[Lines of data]

══════════════════════════════

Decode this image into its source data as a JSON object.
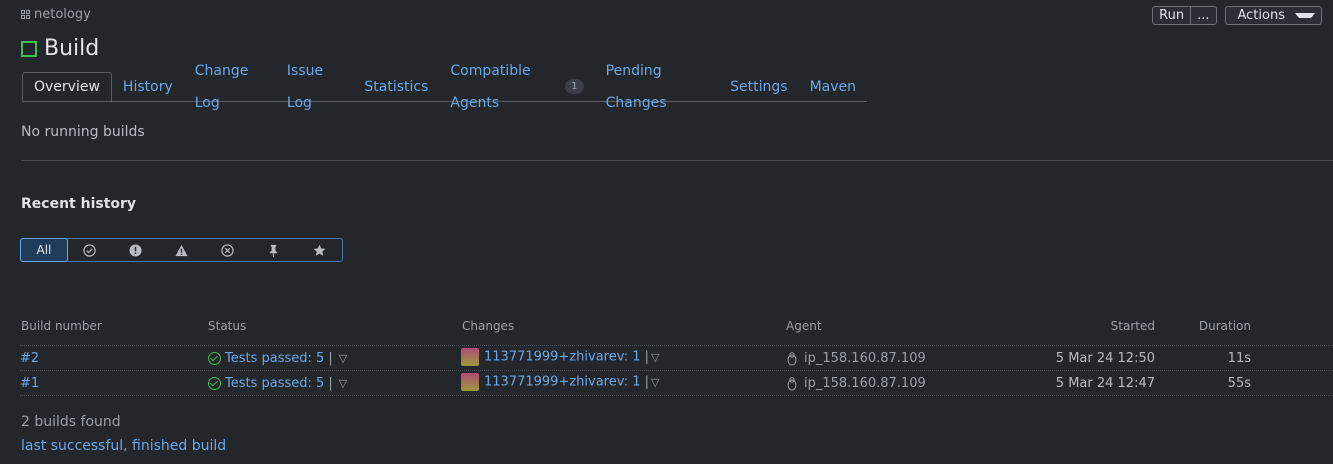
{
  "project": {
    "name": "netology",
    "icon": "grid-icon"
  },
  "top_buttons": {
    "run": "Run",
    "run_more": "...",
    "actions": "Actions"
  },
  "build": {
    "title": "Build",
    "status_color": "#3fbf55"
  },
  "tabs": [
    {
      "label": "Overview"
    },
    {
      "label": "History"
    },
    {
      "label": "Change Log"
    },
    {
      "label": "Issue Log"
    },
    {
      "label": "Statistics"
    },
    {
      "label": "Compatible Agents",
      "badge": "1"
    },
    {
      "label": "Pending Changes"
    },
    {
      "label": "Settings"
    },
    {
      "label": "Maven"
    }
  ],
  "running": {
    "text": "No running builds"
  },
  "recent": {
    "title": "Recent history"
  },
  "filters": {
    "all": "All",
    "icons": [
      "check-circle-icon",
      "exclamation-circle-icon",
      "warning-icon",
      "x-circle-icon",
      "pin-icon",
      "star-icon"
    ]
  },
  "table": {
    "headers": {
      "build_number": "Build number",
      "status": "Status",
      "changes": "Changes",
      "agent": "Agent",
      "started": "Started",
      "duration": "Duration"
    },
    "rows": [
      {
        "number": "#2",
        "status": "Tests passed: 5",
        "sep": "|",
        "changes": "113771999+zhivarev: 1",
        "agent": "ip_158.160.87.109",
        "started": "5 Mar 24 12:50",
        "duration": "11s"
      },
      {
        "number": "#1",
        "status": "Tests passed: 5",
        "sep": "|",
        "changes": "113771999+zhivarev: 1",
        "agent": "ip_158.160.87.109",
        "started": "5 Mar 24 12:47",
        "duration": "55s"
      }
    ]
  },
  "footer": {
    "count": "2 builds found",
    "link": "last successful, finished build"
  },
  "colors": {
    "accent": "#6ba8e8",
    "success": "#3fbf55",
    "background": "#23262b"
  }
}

══════════════════════════════

◆ **What to produce**
All of the data above should be transcribed verbatim, with pictures omitted.

◆ **Complete answer**
Decode this image into its source data as a JSON object.
{
  "project": {
    "name": "netology",
    "icon": "grid-icon"
  },
  "top_buttons": {
    "run": "Run",
    "run_more": "...",
    "actions": "Actions"
  },
  "build": {
    "title": "Build",
    "status_color": "#3fbf55"
  },
  "tabs": [
    {
      "label": "Overview"
    },
    {
      "label": "History"
    },
    {
      "label": "Change Log"
    },
    {
      "label": "Issue Log"
    },
    {
      "label": "Statistics"
    },
    {
      "label": "Compatible Agents",
      "badge": "1"
    },
    {
      "label": "Pending Changes"
    },
    {
      "label": "Settings"
    },
    {
      "label": "Maven"
    }
  ],
  "running": {
    "text": "No running builds"
  },
  "recent": {
    "title": "Recent history"
  },
  "filters": {
    "all": "All",
    "icons": [
      "check-circle-icon",
      "exclamation-circle-icon",
      "warning-icon",
      "x-circle-icon",
      "pin-icon",
      "star-icon"
    ]
  },
  "table": {
    "headers": {
      "build_number": "Build number",
      "status": "Status",
      "changes": "Changes",
      "agent": "Agent",
      "started": "Started",
      "duration": "Duration"
    },
    "rows": [
      {
        "number": "#2",
        "status": "Tests passed: 5",
        "sep": "|",
        "changes": "113771999+zhivarev: 1",
        "agent": "ip_158.160.87.109",
        "started": "5 Mar 24 12:50",
        "duration": "11s"
      },
      {
        "number": "#1",
        "status": "Tests passed: 5",
        "sep": "|",
        "changes": "113771999+zhivarev: 1",
        "agent": "ip_158.160.87.109",
        "started": "5 Mar 24 12:47",
        "duration": "55s"
      }
    ]
  },
  "footer": {
    "count": "2 builds found",
    "link": "last successful, finished build"
  },
  "colors": {
    "accent": "#6ba8e8",
    "success": "#3fbf55",
    "background": "#23262b"
  }
}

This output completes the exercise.